=== Directions ===
Say how many lines of these entries include the word "Time", and answer with the number alone.

☆ ☆ ☆ ☆

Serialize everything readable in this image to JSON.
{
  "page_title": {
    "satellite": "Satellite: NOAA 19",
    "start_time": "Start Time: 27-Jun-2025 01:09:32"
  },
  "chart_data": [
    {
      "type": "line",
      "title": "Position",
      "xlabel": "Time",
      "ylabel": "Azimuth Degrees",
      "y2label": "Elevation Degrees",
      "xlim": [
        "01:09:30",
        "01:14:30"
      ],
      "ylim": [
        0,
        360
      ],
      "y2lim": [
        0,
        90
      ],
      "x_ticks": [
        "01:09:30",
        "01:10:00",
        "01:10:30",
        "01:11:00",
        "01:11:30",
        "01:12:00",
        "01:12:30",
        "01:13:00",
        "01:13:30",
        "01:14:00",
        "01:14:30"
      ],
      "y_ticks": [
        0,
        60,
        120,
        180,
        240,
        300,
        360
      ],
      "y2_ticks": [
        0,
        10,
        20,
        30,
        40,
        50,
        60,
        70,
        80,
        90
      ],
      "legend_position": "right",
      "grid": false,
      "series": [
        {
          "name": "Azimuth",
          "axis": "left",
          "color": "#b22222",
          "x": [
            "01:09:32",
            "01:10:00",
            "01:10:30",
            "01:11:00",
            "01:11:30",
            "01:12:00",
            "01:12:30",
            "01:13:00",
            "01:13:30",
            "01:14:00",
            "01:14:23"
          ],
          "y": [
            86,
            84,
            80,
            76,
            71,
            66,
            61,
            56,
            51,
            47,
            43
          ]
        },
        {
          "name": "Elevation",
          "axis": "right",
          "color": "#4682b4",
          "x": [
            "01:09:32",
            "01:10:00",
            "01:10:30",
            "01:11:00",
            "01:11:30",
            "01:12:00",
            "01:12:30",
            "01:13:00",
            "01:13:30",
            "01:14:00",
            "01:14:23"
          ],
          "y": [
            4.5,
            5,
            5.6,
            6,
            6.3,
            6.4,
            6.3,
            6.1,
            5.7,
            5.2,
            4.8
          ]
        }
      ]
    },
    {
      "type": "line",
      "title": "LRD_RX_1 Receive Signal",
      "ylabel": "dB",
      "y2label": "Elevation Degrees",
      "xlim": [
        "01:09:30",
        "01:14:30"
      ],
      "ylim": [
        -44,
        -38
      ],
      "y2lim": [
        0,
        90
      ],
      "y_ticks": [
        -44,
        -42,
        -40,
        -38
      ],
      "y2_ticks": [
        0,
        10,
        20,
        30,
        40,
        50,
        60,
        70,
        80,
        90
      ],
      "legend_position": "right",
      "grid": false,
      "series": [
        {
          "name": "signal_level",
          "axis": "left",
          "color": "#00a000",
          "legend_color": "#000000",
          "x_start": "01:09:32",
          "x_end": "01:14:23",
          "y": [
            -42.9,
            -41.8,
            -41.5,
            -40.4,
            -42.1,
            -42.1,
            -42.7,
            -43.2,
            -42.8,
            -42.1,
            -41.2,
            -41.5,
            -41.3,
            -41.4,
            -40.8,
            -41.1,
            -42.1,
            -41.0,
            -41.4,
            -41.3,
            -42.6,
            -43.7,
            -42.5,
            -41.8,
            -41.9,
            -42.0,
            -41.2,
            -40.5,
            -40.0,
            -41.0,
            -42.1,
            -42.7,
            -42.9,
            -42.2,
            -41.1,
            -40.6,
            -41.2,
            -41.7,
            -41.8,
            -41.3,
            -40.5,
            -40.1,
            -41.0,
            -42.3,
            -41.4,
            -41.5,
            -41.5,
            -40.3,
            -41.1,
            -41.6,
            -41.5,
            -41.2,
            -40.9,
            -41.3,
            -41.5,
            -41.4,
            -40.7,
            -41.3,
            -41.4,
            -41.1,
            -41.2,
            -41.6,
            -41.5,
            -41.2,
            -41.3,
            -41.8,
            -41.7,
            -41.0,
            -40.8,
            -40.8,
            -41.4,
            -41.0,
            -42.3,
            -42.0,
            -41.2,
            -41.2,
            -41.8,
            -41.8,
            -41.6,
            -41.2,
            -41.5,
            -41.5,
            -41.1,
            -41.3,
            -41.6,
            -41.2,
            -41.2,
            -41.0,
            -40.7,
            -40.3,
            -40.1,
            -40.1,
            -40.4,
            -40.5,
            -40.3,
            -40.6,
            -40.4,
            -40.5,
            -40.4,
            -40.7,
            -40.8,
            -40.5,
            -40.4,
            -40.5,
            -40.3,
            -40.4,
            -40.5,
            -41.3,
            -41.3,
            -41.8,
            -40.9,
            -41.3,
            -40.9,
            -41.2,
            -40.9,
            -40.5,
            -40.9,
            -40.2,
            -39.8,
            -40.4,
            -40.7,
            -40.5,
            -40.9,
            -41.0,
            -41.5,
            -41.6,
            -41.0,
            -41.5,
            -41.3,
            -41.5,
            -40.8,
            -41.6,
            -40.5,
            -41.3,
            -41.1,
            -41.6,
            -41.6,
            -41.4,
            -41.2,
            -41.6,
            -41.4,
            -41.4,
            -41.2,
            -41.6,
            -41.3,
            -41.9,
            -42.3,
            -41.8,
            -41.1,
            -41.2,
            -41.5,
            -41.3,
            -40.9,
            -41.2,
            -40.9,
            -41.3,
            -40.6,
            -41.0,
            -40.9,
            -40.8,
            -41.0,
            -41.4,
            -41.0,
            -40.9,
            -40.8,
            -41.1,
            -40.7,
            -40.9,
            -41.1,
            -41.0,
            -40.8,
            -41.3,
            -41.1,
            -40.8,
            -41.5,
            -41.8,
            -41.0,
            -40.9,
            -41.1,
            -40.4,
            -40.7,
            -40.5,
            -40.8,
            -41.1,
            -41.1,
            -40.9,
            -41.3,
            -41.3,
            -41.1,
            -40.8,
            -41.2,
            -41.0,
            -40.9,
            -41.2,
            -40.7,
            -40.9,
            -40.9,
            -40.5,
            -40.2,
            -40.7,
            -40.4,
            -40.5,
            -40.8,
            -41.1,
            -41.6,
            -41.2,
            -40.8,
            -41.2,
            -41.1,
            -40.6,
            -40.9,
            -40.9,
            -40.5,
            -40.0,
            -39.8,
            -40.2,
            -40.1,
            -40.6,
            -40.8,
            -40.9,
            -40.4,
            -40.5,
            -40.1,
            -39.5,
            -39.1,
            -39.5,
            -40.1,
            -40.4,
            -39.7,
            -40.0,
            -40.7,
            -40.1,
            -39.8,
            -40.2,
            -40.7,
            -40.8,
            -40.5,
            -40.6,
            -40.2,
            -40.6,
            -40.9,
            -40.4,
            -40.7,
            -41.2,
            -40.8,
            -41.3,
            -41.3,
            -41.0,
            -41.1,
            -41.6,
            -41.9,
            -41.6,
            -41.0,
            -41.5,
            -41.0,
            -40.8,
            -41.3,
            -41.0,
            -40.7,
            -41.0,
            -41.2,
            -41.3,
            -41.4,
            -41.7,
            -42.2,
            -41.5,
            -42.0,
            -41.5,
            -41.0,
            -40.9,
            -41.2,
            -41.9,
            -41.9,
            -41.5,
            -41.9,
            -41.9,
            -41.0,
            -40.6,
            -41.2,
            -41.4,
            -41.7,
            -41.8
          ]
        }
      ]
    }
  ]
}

☆ ☆ ☆ ☆

=== Correct result ===
2